Report how many lines of the following entries include the string "programs"; respond with the number alone.

## begin

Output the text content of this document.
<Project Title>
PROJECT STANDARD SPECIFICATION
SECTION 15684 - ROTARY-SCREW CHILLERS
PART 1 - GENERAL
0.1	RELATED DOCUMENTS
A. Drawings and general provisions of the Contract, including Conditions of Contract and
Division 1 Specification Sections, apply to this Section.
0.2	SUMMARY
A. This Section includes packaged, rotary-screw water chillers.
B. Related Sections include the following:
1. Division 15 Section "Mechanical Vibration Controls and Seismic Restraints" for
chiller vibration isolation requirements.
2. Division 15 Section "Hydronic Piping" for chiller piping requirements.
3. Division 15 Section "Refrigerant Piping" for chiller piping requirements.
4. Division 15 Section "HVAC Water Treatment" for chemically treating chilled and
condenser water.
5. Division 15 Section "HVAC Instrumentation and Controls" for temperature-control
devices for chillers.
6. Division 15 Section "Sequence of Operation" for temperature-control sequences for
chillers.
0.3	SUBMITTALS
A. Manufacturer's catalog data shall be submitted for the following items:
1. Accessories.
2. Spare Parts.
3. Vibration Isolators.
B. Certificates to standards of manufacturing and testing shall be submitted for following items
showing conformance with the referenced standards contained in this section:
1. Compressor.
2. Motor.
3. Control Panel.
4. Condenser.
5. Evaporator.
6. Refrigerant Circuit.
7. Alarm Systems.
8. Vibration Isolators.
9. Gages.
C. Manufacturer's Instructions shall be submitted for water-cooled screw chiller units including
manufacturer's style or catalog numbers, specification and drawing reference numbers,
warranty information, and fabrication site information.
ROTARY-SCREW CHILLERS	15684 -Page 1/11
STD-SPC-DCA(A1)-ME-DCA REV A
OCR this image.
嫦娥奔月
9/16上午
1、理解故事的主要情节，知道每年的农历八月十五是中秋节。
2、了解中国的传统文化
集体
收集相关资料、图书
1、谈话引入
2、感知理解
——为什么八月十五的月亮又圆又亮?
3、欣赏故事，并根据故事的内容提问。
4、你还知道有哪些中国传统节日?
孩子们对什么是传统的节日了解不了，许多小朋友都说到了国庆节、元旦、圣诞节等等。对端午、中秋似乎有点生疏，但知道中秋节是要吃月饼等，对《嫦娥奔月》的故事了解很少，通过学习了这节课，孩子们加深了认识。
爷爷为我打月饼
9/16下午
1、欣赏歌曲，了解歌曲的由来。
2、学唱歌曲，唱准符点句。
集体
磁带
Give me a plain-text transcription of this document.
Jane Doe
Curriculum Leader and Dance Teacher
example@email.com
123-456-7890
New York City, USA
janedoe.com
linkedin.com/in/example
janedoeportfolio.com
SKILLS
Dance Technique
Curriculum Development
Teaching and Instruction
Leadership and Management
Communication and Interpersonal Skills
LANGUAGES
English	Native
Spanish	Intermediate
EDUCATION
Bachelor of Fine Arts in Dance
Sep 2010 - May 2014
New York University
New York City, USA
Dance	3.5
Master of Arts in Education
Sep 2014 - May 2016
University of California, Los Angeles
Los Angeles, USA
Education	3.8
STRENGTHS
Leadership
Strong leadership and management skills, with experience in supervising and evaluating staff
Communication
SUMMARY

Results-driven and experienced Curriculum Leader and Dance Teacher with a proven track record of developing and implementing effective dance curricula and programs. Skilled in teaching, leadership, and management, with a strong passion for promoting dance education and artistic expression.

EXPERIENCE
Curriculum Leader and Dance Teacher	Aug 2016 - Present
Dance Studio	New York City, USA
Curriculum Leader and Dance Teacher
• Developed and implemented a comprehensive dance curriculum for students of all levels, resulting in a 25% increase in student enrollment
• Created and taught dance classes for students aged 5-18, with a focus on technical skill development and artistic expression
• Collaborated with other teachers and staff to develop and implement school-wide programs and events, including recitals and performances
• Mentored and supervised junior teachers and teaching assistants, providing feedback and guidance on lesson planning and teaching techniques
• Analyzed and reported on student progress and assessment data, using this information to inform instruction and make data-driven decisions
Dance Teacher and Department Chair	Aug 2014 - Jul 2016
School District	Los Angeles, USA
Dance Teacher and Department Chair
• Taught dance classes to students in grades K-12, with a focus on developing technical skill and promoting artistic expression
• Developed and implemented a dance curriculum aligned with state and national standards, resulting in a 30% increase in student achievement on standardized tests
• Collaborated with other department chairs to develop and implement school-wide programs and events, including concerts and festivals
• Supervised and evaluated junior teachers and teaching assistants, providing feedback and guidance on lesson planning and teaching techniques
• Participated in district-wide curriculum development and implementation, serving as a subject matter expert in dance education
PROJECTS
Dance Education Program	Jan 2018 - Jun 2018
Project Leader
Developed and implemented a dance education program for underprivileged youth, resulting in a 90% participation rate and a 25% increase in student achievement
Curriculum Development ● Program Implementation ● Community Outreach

## end

Written solution: 3